Where a line in the listing below contains the word "cover", copy that line.

*Data listing*
=======

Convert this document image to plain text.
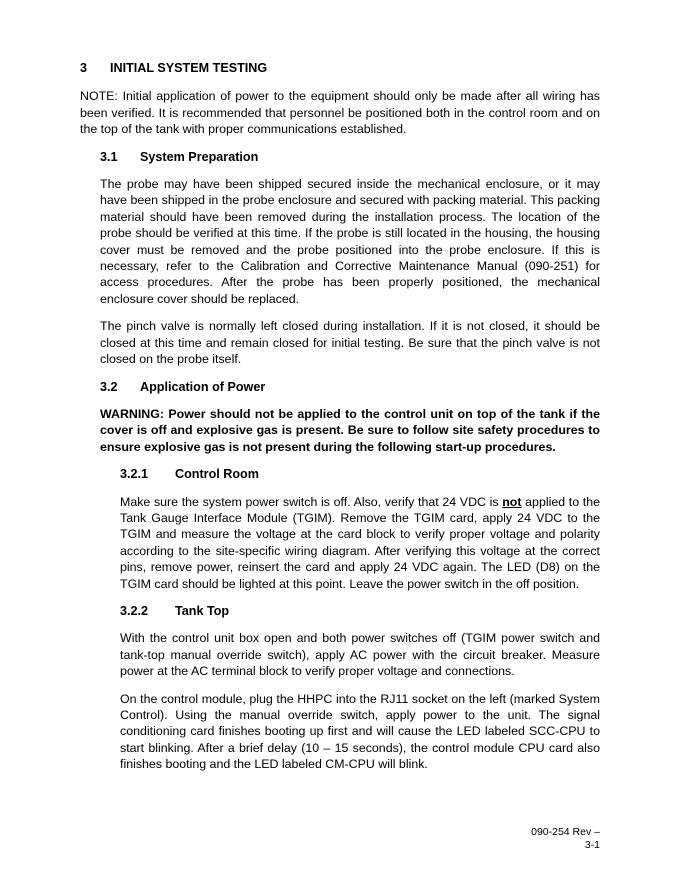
3	INITIAL SYSTEM TESTING

NOTE: Initial application of power to the equipment should only be made after all wiring has been verified. It is recommended that personnel be positioned both in the control room and on the top of the tank with proper communications established.

3.1	System Preparation

The probe may have been shipped secured inside the mechanical enclosure, or it may have been shipped in the probe enclosure and secured with packing material. This packing material should have been removed during the installation process. The location of the probe should be verified at this time. If the probe is still located in the housing, the housing cover must be removed and the probe positioned into the probe enclosure. If this is necessary, refer to the Calibration and Corrective Maintenance Manual (090-251) for access procedures. After the probe has been properly positioned, the mechanical enclosure cover should be replaced.

The pinch valve is normally left closed during installation. If it is not closed, it should be closed at this time and remain closed for initial testing. Be sure that the pinch valve is not closed on the probe itself.

3.2	Application of Power

WARNING: Power should not be applied to the control unit on top of the tank if the cover is off and explosive gas is present. Be sure to follow site safety procedures to ensure explosive gas is not present during the following start-up procedures.

3.2.1	Control Room

Make sure the system power switch is off. Also, verify that 24 VDC is not applied to the Tank Gauge Interface Module (TGIM). Remove the TGIM card, apply 24 VDC to the TGIM and measure the voltage at the card block to verify proper voltage and polarity according to the site-specific wiring diagram. After verifying this voltage at the correct pins, remove power, reinsert the card and apply 24 VDC again. The LED (D8) on the TGIM card should be lighted at this point. Leave the power switch in the off position.

3.2.2	Tank Top

With the control unit box open and both power switches off (TGIM power switch and tank-top manual override switch), apply AC power with the circuit breaker. Measure power at the AC terminal block to verify proper voltage and connections.

On the control module, plug the HHPC into the RJ11 socket on the left (marked System Control). Using the manual override switch, apply power to the unit. The signal conditioning card finishes booting up first and will cause the LED labeled SCC-CPU to start blinking. After a brief delay (10 – 15 seconds), the control module CPU card also finishes booting and the LED labeled CM-CPU will blink.

090-254 Rev –
3-1
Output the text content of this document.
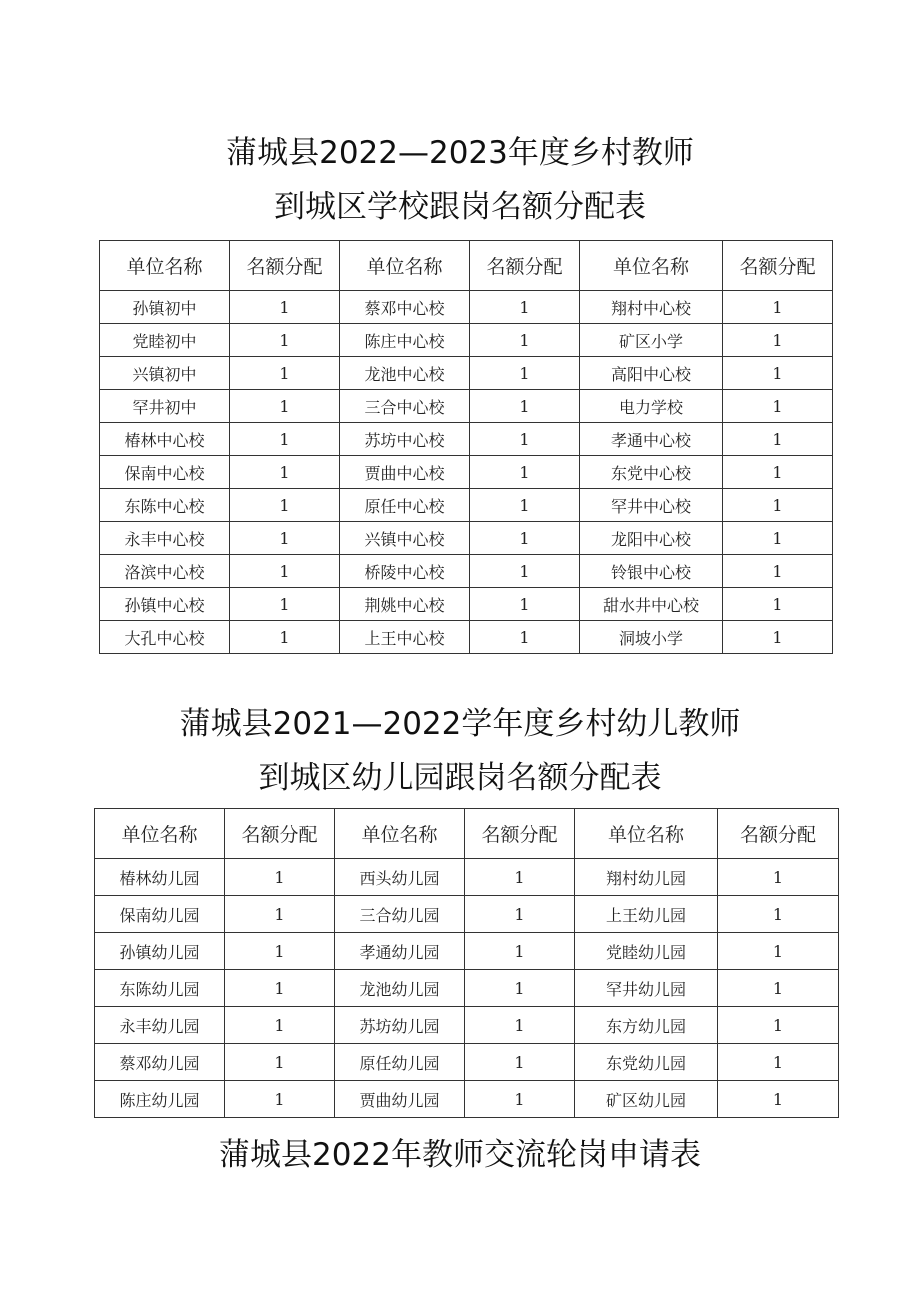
蒲城县2022—2023年度乡村教师
到城区学校跟岗名额分配表
单位名称	名额分配	单位名称	名额分配	单位名称	名额分配
孙镇初中	1	蔡邓中心校	1	翔村中心校	1
党睦初中	1	陈庄中心校	1	矿区小学	1
兴镇初中	1	龙池中心校	1	高阳中心校	1
罕井初中	1	三合中心校	1	电力学校	1
椿林中心校	1	苏坊中心校	1	孝通中心校	1
保南中心校	1	贾曲中心校	1	东党中心校	1
东陈中心校	1	原任中心校	1	罕井中心校	1
永丰中心校	1	兴镇中心校	1	龙阳中心校	1
洛滨中心校	1	桥陵中心校	1	铃银中心校	1
孙镇中心校	1	荆姚中心校	1	甜水井中心校	1
大孔中心校	1	上王中心校	1	洞坡小学	1
蒲城县2021—2022学年度乡村幼儿教师
到城区幼儿园跟岗名额分配表
单位名称	名额分配	单位名称	名额分配	单位名称	名额分配
椿林幼儿园	1	西头幼儿园	1	翔村幼儿园	1
保南幼儿园	1	三合幼儿园	1	上王幼儿园	1
孙镇幼儿园	1	孝通幼儿园	1	党睦幼儿园	1
东陈幼儿园	1	龙池幼儿园	1	罕井幼儿园	1
永丰幼儿园	1	苏坊幼儿园	1	东方幼儿园	1
蔡邓幼儿园	1	原任幼儿园	1	东党幼儿园	1
陈庄幼儿园	1	贾曲幼儿园	1	矿区幼儿园	1
蒲城县2022年教师交流轮岗申请表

=======

*Worked answer*
The probe may have been shipped secured inside the mechanical enclosure, or it may have been shipped in the probe enclosure and secured with packing material. This packing material should have been removed during the installation process. The location of the probe should be verified at this time. If the probe is still located in the housing, the housing cover must be removed and the probe positioned into the probe enclosure. If this is necessary, refer to the Calibration and Corrective Maintenance Manual (090-251) for access procedures. After the probe has been properly positioned, the mechanical enclosure cover should be replaced.
WARNING: Power should not be applied to the control unit on top of the tank if the cover is off and explosive gas is present. Be sure to follow site safety procedures to ensure explosive gas is not present during the following start-up procedures.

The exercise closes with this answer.